* WHAT NEEDS TO BE DONE: Write out the data again in full, exactly as it reads.

* DATA SECTION:
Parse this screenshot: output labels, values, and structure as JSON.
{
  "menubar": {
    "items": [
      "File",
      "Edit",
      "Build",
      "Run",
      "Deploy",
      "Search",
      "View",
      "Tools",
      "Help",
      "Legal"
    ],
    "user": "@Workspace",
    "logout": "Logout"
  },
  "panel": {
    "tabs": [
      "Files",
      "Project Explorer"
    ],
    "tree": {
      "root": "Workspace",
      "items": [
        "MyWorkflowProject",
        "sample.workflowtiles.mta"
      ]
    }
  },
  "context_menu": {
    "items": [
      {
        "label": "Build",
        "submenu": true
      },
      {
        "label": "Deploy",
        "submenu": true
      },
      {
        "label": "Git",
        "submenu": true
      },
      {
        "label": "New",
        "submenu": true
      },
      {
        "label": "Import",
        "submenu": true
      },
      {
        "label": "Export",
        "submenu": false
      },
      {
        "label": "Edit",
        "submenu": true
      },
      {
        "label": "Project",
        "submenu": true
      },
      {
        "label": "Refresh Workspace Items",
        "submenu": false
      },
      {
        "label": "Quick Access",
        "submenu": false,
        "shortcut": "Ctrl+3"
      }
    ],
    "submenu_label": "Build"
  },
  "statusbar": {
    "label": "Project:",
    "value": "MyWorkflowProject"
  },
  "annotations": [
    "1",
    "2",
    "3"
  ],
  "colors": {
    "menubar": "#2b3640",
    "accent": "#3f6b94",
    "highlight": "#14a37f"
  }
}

* FINAL RESULT:
Parse this screenshot: output labels, values, and structure as JSON.
{
  "menubar": {
    "items": [
      "File",
      "Edit",
      "Build",
      "Run",
      "Deploy",
      "Search",
      "View",
      "Tools",
      "Help",
      "Legal"
    ],
    "user": "@Workspace",
    "logout": "Logout"
  },
  "panel": {
    "tabs": [
      "Files",
      "Project Explorer"
    ],
    "tree": {
      "root": "Workspace",
      "items": [
        "MyWorkflowProject",
        "sample.workflowtiles.mta"
      ]
    }
  },
  "context_menu": {
    "items": [
      {
        "label": "Build",
        "submenu": true
      },
      {
        "label": "Deploy",
        "submenu": true
      },
      {
        "label": "Git",
        "submenu": true
      },
      {
        "label": "New",
        "submenu": true
      },
      {
        "label": "Import",
        "submenu": true
      },
      {
        "label": "Export",
        "submenu": false
      },
      {
        "label": "Edit",
        "submenu": true
      },
      {
        "label": "Project",
        "submenu": true
      },
      {
        "label": "Refresh Workspace Items",
        "submenu": false
      },
      {
        "label": "Quick Access",
        "submenu": false,
        "shortcut": "Ctrl+3"
      }
    ],
    "submenu_label": "Build"
  },
  "statusbar": {
    "label": "Project:",
    "value": "MyWorkflowProject"
  },
  "annotations": [
    "1",
    "2",
    "3"
  ],
  "colors": {
    "menubar": "#2b3640",
    "accent": "#3f6b94",
    "highlight": "#14a37f"
  }
}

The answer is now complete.